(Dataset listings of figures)

══════════

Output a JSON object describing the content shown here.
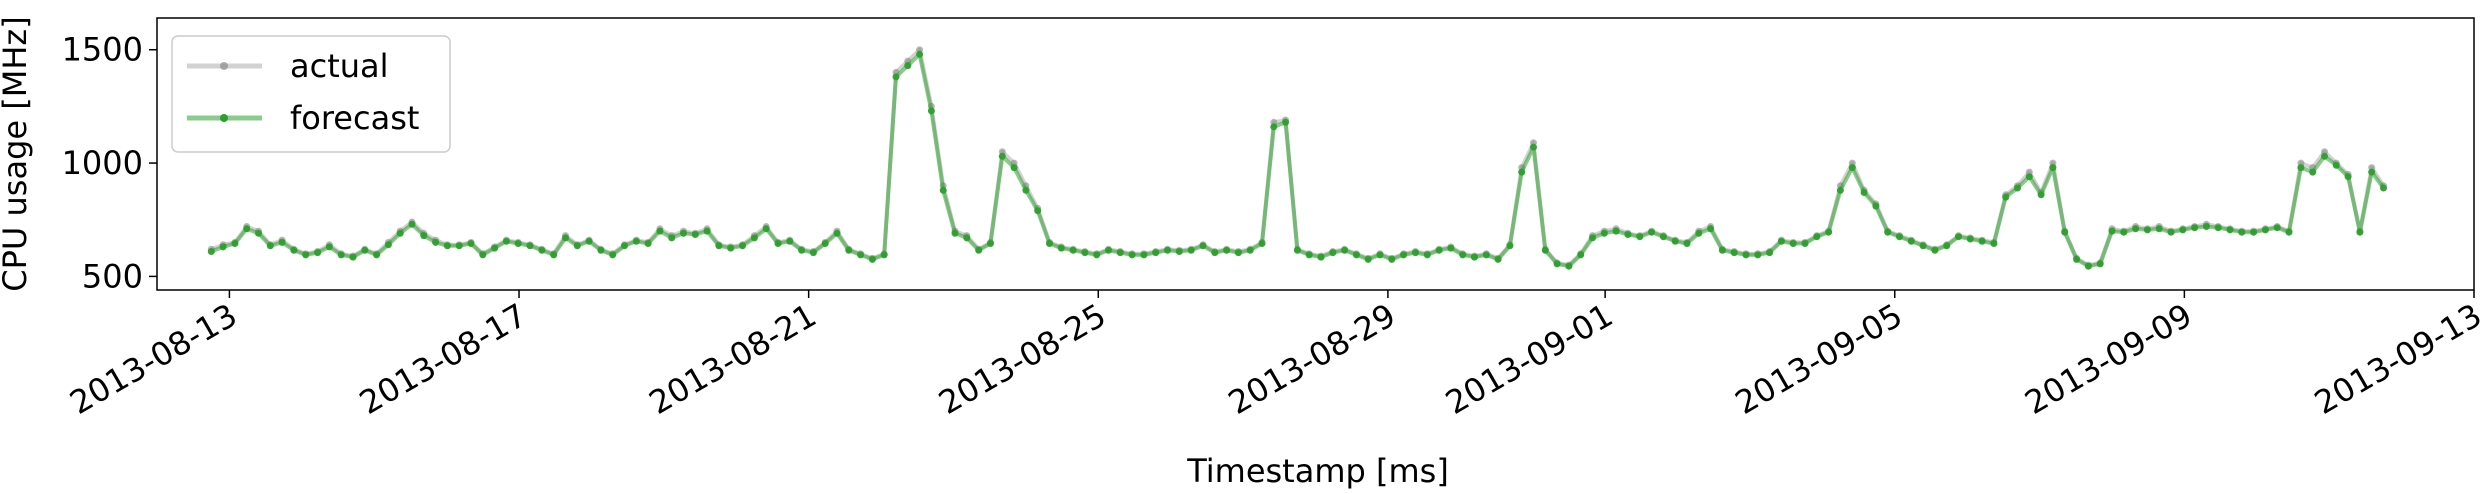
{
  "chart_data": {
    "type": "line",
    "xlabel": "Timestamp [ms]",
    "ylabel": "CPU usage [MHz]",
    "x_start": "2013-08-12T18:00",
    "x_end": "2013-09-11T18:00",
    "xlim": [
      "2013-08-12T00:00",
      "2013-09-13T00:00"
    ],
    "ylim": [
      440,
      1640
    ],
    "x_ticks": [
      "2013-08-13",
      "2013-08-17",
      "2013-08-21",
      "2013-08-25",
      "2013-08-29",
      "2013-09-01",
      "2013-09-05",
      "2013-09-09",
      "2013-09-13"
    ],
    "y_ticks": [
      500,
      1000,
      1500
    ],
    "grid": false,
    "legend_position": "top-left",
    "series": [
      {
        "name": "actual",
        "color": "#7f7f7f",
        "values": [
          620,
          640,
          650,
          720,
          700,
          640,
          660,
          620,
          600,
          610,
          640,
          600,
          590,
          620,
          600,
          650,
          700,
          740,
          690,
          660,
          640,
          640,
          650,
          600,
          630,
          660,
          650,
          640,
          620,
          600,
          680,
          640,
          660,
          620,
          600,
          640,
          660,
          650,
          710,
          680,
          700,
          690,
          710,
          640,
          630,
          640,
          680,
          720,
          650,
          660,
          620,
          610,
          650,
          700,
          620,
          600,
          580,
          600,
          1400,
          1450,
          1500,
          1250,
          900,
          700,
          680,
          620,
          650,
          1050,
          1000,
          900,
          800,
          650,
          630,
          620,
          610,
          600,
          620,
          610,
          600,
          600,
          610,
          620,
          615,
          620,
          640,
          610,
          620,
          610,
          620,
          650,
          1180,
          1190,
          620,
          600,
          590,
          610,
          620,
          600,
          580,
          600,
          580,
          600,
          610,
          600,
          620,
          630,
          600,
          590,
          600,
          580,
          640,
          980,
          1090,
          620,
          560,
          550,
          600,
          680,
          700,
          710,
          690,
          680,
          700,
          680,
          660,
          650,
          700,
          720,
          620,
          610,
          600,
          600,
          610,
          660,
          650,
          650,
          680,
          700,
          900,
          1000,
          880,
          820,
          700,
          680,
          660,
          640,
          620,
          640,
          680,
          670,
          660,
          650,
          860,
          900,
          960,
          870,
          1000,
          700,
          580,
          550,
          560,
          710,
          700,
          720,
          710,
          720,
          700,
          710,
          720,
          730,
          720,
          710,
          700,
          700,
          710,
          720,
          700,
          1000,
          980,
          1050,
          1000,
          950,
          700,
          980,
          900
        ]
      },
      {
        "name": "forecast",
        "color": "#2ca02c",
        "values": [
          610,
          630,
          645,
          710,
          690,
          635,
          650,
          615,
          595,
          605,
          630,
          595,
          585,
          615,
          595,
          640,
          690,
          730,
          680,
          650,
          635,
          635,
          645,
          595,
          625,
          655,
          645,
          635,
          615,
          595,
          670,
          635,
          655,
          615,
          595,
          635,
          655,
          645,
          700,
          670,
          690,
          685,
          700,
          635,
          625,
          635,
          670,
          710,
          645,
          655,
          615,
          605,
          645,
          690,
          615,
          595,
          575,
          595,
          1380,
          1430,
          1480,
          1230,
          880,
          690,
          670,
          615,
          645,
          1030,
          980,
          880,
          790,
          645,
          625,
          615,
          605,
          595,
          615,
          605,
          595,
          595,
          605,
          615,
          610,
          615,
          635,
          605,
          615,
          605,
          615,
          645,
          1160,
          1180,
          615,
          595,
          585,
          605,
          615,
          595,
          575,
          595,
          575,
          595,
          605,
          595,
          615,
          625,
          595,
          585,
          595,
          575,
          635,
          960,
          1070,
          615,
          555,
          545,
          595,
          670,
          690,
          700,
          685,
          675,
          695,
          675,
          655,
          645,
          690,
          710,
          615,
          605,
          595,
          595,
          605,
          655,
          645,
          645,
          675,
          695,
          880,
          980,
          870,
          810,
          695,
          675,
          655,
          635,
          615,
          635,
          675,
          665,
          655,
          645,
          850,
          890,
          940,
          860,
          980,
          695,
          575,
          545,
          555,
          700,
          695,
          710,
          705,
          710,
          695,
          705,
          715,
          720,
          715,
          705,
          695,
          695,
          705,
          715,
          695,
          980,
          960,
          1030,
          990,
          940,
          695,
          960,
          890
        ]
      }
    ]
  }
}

══════════

WHAT YOU SHOULD DO ▸ Set down the lines of the records above exactly, apart from the pictures.

ANSWER FOR THE TASK ▸
Output a JSON object describing the content shown here.
{
  "chart_data": {
    "type": "line",
    "xlabel": "Timestamp [ms]",
    "ylabel": "CPU usage [MHz]",
    "x_start": "2013-08-12T18:00",
    "x_end": "2013-09-11T18:00",
    "xlim": [
      "2013-08-12T00:00",
      "2013-09-13T00:00"
    ],
    "ylim": [
      440,
      1640
    ],
    "x_ticks": [
      "2013-08-13",
      "2013-08-17",
      "2013-08-21",
      "2013-08-25",
      "2013-08-29",
      "2013-09-01",
      "2013-09-05",
      "2013-09-09",
      "2013-09-13"
    ],
    "y_ticks": [
      500,
      1000,
      1500
    ],
    "grid": false,
    "legend_position": "top-left",
    "series": [
      {
        "name": "actual",
        "color": "#7f7f7f",
        "values": [
          620,
          640,
          650,
          720,
          700,
          640,
          660,
          620,
          600,
          610,
          640,
          600,
          590,
          620,
          600,
          650,
          700,
          740,
          690,
          660,
          640,
          640,
          650,
          600,
          630,
          660,
          650,
          640,
          620,
          600,
          680,
          640,
          660,
          620,
          600,
          640,
          660,
          650,
          710,
          680,
          700,
          690,
          710,
          640,
          630,
          640,
          680,
          720,
          650,
          660,
          620,
          610,
          650,
          700,
          620,
          600,
          580,
          600,
          1400,
          1450,
          1500,
          1250,
          900,
          700,
          680,
          620,
          650,
          1050,
          1000,
          900,
          800,
          650,
          630,
          620,
          610,
          600,
          620,
          610,
          600,
          600,
          610,
          620,
          615,
          620,
          640,
          610,
          620,
          610,
          620,
          650,
          1180,
          1190,
          620,
          600,
          590,
          610,
          620,
          600,
          580,
          600,
          580,
          600,
          610,
          600,
          620,
          630,
          600,
          590,
          600,
          580,
          640,
          980,
          1090,
          620,
          560,
          550,
          600,
          680,
          700,
          710,
          690,
          680,
          700,
          680,
          660,
          650,
          700,
          720,
          620,
          610,
          600,
          600,
          610,
          660,
          650,
          650,
          680,
          700,
          900,
          1000,
          880,
          820,
          700,
          680,
          660,
          640,
          620,
          640,
          680,
          670,
          660,
          650,
          860,
          900,
          960,
          870,
          1000,
          700,
          580,
          550,
          560,
          710,
          700,
          720,
          710,
          720,
          700,
          710,
          720,
          730,
          720,
          710,
          700,
          700,
          710,
          720,
          700,
          1000,
          980,
          1050,
          1000,
          950,
          700,
          980,
          900
        ]
      },
      {
        "name": "forecast",
        "color": "#2ca02c",
        "values": [
          610,
          630,
          645,
          710,
          690,
          635,
          650,
          615,
          595,
          605,
          630,
          595,
          585,
          615,
          595,
          640,
          690,
          730,
          680,
          650,
          635,
          635,
          645,
          595,
          625,
          655,
          645,
          635,
          615,
          595,
          670,
          635,
          655,
          615,
          595,
          635,
          655,
          645,
          700,
          670,
          690,
          685,
          700,
          635,
          625,
          635,
          670,
          710,
          645,
          655,
          615,
          605,
          645,
          690,
          615,
          595,
          575,
          595,
          1380,
          1430,
          1480,
          1230,
          880,
          690,
          670,
          615,
          645,
          1030,
          980,
          880,
          790,
          645,
          625,
          615,
          605,
          595,
          615,
          605,
          595,
          595,
          605,
          615,
          610,
          615,
          635,
          605,
          615,
          605,
          615,
          645,
          1160,
          1180,
          615,
          595,
          585,
          605,
          615,
          595,
          575,
          595,
          575,
          595,
          605,
          595,
          615,
          625,
          595,
          585,
          595,
          575,
          635,
          960,
          1070,
          615,
          555,
          545,
          595,
          670,
          690,
          700,
          685,
          675,
          695,
          675,
          655,
          645,
          690,
          710,
          615,
          605,
          595,
          595,
          605,
          655,
          645,
          645,
          675,
          695,
          880,
          980,
          870,
          810,
          695,
          675,
          655,
          635,
          615,
          635,
          675,
          665,
          655,
          645,
          850,
          890,
          940,
          860,
          980,
          695,
          575,
          545,
          555,
          700,
          695,
          710,
          705,
          710,
          695,
          705,
          715,
          720,
          715,
          705,
          695,
          695,
          705,
          715,
          695,
          980,
          960,
          1030,
          990,
          940,
          695,
          960,
          890
        ]
      }
    ]
  }
}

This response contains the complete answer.